Retype the material word for word.
------ Rows
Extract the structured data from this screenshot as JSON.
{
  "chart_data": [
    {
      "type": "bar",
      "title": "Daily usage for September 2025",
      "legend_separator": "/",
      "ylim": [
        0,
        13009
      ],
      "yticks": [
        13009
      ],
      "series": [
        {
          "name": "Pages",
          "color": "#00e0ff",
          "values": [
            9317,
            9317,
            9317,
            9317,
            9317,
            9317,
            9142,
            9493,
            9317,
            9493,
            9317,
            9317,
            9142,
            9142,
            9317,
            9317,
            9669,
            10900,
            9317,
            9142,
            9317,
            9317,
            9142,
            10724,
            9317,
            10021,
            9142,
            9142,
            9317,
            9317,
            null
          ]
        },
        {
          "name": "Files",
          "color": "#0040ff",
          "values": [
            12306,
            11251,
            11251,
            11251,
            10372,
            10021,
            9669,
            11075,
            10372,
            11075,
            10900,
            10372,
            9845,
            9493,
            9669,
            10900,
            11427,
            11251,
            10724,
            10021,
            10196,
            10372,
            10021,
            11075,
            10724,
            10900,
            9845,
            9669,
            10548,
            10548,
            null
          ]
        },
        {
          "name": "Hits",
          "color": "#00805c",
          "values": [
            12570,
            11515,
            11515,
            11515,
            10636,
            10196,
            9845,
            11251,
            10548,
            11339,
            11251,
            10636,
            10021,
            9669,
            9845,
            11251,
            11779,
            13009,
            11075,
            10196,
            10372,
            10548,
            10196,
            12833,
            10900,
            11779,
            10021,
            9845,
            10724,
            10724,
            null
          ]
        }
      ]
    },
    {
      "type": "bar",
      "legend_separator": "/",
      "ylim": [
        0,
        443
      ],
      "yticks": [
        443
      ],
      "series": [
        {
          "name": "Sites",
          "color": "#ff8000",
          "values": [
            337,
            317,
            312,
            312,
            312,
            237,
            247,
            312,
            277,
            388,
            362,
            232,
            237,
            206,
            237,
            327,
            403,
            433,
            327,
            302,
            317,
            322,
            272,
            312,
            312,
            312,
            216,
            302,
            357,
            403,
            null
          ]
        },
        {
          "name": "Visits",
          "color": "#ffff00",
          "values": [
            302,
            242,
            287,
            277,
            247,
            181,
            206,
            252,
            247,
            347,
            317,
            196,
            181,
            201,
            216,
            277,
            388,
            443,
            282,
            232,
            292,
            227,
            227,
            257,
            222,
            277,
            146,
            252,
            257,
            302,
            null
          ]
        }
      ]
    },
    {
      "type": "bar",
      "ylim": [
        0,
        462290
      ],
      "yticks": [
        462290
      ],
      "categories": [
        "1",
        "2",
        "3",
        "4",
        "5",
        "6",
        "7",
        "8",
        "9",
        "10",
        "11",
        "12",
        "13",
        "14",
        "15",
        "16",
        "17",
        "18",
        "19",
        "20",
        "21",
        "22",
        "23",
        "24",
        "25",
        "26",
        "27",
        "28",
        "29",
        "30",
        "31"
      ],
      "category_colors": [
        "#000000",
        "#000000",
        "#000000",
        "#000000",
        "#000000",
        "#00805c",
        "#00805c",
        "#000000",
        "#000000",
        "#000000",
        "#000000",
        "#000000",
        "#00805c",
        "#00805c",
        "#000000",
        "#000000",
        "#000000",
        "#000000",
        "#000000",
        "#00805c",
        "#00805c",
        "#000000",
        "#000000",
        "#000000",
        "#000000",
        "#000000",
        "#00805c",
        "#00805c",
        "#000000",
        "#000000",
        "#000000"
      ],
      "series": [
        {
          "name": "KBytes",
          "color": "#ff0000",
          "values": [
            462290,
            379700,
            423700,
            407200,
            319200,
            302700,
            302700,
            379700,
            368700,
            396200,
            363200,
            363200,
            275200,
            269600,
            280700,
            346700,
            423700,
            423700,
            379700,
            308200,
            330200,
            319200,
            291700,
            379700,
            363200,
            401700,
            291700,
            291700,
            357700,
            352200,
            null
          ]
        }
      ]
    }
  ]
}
------------
Exercise answer:
Extract the structured data from this screenshot as JSON.
{
  "chart_data": [
    {
      "type": "bar",
      "title": "Daily usage for September 2025",
      "legend_separator": "/",
      "ylim": [
        0,
        13009
      ],
      "yticks": [
        13009
      ],
      "series": [
        {
          "name": "Pages",
          "color": "#00e0ff",
          "values": [
            9317,
            9317,
            9317,
            9317,
            9317,
            9317,
            9142,
            9493,
            9317,
            9493,
            9317,
            9317,
            9142,
            9142,
            9317,
            9317,
            9669,
            10900,
            9317,
            9142,
            9317,
            9317,
            9142,
            10724,
            9317,
            10021,
            9142,
            9142,
            9317,
            9317,
            null
          ]
        },
        {
          "name": "Files",
          "color": "#0040ff",
          "values": [
            12306,
            11251,
            11251,
            11251,
            10372,
            10021,
            9669,
            11075,
            10372,
            11075,
            10900,
            10372,
            9845,
            9493,
            9669,
            10900,
            11427,
            11251,
            10724,
            10021,
            10196,
            10372,
            10021,
            11075,
            10724,
            10900,
            9845,
            9669,
            10548,
            10548,
            null
          ]
        },
        {
          "name": "Hits",
          "color": "#00805c",
          "values": [
            12570,
            11515,
            11515,
            11515,
            10636,
            10196,
            9845,
            11251,
            10548,
            11339,
            11251,
            10636,
            10021,
            9669,
            9845,
            11251,
            11779,
            13009,
            11075,
            10196,
            10372,
            10548,
            10196,
            12833,
            10900,
            11779,
            10021,
            9845,
            10724,
            10724,
            null
          ]
        }
      ]
    },
    {
      "type": "bar",
      "legend_separator": "/",
      "ylim": [
        0,
        443
      ],
      "yticks": [
        443
      ],
      "series": [
        {
          "name": "Sites",
          "color": "#ff8000",
          "values": [
            337,
            317,
            312,
            312,
            312,
            237,
            247,
            312,
            277,
            388,
            362,
            232,
            237,
            206,
            237,
            327,
            403,
            433,
            327,
            302,
            317,
            322,
            272,
            312,
            312,
            312,
            216,
            302,
            357,
            403,
            null
          ]
        },
        {
          "name": "Visits",
          "color": "#ffff00",
          "values": [
            302,
            242,
            287,
            277,
            247,
            181,
            206,
            252,
            247,
            347,
            317,
            196,
            181,
            201,
            216,
            277,
            388,
            443,
            282,
            232,
            292,
            227,
            227,
            257,
            222,
            277,
            146,
            252,
            257,
            302,
            null
          ]
        }
      ]
    },
    {
      "type": "bar",
      "ylim": [
        0,
        462290
      ],
      "yticks": [
        462290
      ],
      "categories": [
        "1",
        "2",
        "3",
        "4",
        "5",
        "6",
        "7",
        "8",
        "9",
        "10",
        "11",
        "12",
        "13",
        "14",
        "15",
        "16",
        "17",
        "18",
        "19",
        "20",
        "21",
        "22",
        "23",
        "24",
        "25",
        "26",
        "27",
        "28",
        "29",
        "30",
        "31"
      ],
      "category_colors": [
        "#000000",
        "#000000",
        "#000000",
        "#000000",
        "#000000",
        "#00805c",
        "#00805c",
        "#000000",
        "#000000",
        "#000000",
        "#000000",
        "#000000",
        "#00805c",
        "#00805c",
        "#000000",
        "#000000",
        "#000000",
        "#000000",
        "#000000",
        "#00805c",
        "#00805c",
        "#000000",
        "#000000",
        "#000000",
        "#000000",
        "#000000",
        "#00805c",
        "#00805c",
        "#000000",
        "#000000",
        "#000000"
      ],
      "series": [
        {
          "name": "KBytes",
          "color": "#ff0000",
          "values": [
            462290,
            379700,
            423700,
            407200,
            319200,
            302700,
            302700,
            379700,
            368700,
            396200,
            363200,
            363200,
            275200,
            269600,
            280700,
            346700,
            423700,
            423700,
            379700,
            308200,
            330200,
            319200,
            291700,
            379700,
            363200,
            401700,
            291700,
            291700,
            357700,
            352200,
            null
          ]
        }
      ]
    }
  ]
}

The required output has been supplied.